• **TASK DIRECTIONS**:
Lines that hold the word "Dividend" should be located and copied.

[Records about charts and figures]
** START **

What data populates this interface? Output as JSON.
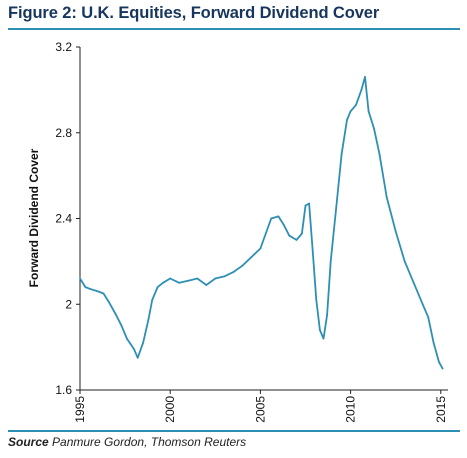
{
  "figure": {
    "title": "Figure 2: U.K. Equities, Forward Dividend Cover",
    "source_label": "Source",
    "source_text": "Panmure Gordon, Thomson Reuters"
  },
  "chart_data": {
    "type": "line",
    "ylabel": "Forward Dividend Cover",
    "xlabel": "",
    "xlim": [
      1995,
      2015.4
    ],
    "ylim": [
      1.6,
      3.2
    ],
    "x_ticks": [
      "1995",
      "2000",
      "2005",
      "2010",
      "2015"
    ],
    "y_ticks": [
      "1.6",
      "2",
      "2.4",
      "2.8",
      "3.2"
    ],
    "grid": false,
    "legend": "none",
    "line_color": "#2e8fb5",
    "series": [
      {
        "x": [
          1995.0,
          1995.3,
          1995.6,
          1996.0,
          1996.3,
          1996.6,
          1997.0,
          1997.3,
          1997.6,
          1998.0,
          1998.2,
          1998.5,
          1998.8,
          1999.0,
          1999.3,
          1999.6,
          2000.0,
          2000.5,
          2001.0,
          2001.5,
          2002.0,
          2002.5,
          2003.0,
          2003.5,
          2004.0,
          2004.5,
          2005.0,
          2005.3,
          2005.6,
          2006.0,
          2006.3,
          2006.6,
          2007.0,
          2007.3,
          2007.5,
          2007.7,
          2007.9,
          2008.1,
          2008.3,
          2008.5,
          2008.7,
          2008.9,
          2009.2,
          2009.5,
          2009.8,
          2010.0,
          2010.3,
          2010.6,
          2010.8,
          2011.0,
          2011.3,
          2011.6,
          2012.0,
          2012.5,
          2013.0,
          2013.5,
          2014.0,
          2014.3,
          2014.6,
          2014.9,
          2015.1
        ],
        "y": [
          2.12,
          2.08,
          2.07,
          2.06,
          2.05,
          2.01,
          1.95,
          1.9,
          1.84,
          1.79,
          1.75,
          1.82,
          1.93,
          2.02,
          2.08,
          2.1,
          2.12,
          2.1,
          2.11,
          2.12,
          2.09,
          2.12,
          2.13,
          2.15,
          2.18,
          2.22,
          2.26,
          2.33,
          2.4,
          2.41,
          2.37,
          2.32,
          2.3,
          2.33,
          2.46,
          2.47,
          2.25,
          2.02,
          1.88,
          1.84,
          1.95,
          2.2,
          2.45,
          2.7,
          2.86,
          2.9,
          2.93,
          3.0,
          3.06,
          2.9,
          2.82,
          2.7,
          2.5,
          2.34,
          2.2,
          2.1,
          2.0,
          1.94,
          1.82,
          1.73,
          1.7
        ]
      }
    ]
  }
}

** END **

• **RESULT**:
    "title": "Figure 2: U.K. Equities, Forward Dividend Cover",
    "ylabel": "Forward Dividend Cover",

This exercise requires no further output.